- _Task prompt_
Work through the data line by line, gathering every line that has the word "cross".

Data for this exercise start

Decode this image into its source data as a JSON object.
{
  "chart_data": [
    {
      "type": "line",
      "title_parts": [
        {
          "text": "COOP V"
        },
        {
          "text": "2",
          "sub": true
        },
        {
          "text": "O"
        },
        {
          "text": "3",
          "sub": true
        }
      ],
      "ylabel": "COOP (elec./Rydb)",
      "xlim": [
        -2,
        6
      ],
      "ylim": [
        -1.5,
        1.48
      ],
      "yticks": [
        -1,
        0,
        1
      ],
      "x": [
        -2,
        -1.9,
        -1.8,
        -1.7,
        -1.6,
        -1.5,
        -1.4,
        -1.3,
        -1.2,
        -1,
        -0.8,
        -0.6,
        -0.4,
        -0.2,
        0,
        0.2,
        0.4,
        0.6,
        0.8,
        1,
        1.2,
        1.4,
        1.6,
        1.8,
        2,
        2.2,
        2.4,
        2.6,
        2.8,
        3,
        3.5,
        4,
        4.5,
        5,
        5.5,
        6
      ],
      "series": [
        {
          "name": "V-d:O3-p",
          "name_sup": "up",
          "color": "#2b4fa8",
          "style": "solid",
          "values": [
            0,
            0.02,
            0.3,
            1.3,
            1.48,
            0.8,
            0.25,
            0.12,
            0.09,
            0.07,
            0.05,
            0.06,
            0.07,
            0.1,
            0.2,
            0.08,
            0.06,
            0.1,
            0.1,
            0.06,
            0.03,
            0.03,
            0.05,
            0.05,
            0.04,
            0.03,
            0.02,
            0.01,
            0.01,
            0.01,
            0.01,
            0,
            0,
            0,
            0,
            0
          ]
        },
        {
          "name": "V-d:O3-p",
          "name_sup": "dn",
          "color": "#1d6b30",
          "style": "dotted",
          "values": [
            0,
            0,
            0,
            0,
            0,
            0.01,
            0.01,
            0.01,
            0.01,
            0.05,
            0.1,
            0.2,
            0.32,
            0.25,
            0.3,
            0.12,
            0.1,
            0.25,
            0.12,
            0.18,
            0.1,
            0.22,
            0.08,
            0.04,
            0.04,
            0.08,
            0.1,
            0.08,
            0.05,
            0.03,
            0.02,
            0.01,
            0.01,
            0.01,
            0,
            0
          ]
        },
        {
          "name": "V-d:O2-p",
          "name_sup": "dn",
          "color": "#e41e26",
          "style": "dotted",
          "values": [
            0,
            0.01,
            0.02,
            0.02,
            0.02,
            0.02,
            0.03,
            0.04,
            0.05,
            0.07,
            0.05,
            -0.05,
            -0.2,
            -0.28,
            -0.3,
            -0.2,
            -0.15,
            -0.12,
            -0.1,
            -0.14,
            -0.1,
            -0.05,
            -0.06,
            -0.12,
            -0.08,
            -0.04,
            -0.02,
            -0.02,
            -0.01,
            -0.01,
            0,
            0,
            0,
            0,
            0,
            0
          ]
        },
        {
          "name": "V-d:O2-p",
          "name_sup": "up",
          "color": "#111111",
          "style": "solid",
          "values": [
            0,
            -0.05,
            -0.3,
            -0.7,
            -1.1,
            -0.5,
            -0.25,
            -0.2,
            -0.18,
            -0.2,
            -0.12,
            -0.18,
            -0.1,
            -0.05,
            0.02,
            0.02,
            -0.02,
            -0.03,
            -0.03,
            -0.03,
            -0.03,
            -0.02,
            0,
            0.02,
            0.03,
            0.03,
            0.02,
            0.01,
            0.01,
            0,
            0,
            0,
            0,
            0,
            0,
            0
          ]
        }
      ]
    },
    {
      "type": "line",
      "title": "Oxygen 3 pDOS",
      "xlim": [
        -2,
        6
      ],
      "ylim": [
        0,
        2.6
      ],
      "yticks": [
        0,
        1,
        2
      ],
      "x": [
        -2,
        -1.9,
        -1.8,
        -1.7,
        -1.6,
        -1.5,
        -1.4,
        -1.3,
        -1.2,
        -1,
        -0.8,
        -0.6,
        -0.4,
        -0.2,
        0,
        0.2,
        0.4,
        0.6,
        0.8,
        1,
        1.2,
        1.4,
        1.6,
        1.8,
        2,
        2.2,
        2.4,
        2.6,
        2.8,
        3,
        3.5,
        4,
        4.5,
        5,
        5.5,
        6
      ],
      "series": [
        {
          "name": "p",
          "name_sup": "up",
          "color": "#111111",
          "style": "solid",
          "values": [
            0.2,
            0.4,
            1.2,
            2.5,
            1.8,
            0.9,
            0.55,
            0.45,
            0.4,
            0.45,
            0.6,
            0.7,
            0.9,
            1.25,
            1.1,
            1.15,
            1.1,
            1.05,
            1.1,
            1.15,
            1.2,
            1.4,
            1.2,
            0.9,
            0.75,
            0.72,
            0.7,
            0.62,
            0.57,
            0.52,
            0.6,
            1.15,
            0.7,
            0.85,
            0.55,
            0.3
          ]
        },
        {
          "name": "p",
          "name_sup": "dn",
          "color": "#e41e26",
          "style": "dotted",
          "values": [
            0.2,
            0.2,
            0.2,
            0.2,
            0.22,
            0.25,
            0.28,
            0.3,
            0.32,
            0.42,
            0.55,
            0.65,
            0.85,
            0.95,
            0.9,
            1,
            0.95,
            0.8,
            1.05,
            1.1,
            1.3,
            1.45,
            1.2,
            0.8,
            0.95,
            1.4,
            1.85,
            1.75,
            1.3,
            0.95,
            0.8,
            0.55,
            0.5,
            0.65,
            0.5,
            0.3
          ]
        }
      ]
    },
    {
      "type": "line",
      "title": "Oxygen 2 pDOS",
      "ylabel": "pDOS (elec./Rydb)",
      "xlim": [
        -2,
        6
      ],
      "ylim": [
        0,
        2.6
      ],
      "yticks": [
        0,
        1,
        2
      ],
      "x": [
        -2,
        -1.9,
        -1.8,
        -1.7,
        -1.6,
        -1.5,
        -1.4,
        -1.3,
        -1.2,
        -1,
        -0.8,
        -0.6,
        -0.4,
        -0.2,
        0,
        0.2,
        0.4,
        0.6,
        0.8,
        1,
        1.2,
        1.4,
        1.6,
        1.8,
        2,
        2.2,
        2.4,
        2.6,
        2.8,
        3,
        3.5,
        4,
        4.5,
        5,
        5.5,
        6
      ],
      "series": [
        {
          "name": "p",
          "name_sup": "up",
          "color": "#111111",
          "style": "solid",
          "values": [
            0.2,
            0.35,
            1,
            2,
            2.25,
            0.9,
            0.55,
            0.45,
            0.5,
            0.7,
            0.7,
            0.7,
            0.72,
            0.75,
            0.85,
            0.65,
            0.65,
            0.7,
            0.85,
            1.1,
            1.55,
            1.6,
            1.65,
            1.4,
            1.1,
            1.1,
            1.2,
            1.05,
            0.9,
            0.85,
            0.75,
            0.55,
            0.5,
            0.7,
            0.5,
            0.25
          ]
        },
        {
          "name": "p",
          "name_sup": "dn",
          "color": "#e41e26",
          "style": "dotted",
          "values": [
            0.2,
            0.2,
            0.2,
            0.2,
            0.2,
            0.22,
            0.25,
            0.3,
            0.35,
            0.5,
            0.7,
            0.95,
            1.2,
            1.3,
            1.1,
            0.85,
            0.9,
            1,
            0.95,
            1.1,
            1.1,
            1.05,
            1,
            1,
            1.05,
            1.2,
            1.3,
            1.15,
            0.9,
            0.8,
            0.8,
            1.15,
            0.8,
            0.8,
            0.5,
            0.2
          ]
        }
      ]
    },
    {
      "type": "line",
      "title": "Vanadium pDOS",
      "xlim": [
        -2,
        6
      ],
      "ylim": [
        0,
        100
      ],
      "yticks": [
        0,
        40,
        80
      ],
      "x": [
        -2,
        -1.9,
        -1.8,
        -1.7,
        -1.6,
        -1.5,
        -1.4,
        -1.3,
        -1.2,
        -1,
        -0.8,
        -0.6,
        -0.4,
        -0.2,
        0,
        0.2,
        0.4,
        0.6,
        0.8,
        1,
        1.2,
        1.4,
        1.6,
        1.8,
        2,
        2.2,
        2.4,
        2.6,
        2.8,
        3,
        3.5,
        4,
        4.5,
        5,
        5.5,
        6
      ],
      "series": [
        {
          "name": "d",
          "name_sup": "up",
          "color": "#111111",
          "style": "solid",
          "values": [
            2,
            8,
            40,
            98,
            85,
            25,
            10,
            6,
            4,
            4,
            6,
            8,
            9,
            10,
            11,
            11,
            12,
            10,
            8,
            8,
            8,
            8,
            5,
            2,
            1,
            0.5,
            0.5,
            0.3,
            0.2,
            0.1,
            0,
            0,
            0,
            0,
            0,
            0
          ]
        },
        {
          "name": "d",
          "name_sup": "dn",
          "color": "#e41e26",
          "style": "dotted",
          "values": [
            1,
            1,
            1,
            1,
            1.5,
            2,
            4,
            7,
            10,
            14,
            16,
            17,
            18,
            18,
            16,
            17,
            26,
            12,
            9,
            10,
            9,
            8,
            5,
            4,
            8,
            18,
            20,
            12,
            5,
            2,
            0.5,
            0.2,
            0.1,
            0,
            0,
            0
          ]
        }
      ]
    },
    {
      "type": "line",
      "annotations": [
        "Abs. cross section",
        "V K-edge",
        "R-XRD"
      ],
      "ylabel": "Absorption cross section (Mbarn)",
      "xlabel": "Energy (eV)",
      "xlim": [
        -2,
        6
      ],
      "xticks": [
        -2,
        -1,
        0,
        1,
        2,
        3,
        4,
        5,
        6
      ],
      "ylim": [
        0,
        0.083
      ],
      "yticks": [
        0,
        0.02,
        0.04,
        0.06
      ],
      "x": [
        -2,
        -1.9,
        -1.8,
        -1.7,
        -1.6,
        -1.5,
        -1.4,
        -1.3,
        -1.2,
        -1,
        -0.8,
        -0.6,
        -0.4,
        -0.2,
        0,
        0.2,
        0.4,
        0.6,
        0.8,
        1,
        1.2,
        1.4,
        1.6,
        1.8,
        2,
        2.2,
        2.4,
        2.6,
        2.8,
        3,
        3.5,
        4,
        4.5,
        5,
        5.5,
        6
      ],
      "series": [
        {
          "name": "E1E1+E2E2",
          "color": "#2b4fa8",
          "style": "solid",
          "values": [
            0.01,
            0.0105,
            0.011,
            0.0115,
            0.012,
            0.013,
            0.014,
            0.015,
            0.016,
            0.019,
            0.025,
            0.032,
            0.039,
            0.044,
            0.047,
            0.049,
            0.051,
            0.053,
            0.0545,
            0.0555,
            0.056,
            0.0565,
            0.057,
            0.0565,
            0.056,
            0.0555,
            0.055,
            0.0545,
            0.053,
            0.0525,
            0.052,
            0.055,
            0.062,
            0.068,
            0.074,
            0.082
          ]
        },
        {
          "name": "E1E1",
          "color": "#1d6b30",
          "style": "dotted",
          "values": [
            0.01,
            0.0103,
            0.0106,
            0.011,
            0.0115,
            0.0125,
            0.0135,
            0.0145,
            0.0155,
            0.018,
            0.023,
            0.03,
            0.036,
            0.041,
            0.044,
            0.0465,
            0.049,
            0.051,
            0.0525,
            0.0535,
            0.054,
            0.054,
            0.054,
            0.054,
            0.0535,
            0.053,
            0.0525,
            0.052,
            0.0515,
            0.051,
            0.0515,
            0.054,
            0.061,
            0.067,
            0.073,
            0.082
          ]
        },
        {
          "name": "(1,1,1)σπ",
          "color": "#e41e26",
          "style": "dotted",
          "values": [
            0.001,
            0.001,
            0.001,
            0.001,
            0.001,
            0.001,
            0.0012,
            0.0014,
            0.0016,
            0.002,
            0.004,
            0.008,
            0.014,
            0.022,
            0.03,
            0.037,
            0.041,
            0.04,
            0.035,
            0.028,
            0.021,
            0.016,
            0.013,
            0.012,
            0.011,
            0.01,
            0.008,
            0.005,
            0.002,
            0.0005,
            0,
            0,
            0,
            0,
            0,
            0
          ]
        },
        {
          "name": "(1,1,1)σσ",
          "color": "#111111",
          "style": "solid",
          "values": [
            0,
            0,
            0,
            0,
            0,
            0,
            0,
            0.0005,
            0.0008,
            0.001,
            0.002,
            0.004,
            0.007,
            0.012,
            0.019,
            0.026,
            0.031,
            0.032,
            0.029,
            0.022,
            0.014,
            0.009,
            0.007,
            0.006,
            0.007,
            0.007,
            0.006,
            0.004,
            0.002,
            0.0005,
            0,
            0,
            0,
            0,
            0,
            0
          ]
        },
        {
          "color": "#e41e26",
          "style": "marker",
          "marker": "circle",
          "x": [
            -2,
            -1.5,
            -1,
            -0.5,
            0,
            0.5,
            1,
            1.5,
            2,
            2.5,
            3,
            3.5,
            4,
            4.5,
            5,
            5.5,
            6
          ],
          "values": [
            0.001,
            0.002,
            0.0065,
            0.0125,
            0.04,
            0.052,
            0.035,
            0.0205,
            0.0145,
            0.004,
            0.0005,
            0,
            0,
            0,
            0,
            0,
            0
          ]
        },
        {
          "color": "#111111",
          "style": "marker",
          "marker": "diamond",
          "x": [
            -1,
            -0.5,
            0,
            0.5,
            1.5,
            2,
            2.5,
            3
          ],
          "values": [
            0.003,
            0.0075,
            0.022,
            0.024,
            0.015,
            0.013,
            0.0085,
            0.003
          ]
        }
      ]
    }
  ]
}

Data for this exercise end

- _Worked answer_
        "Abs. cross section",
      "ylabel": "Absorption cross section (Mbarn)",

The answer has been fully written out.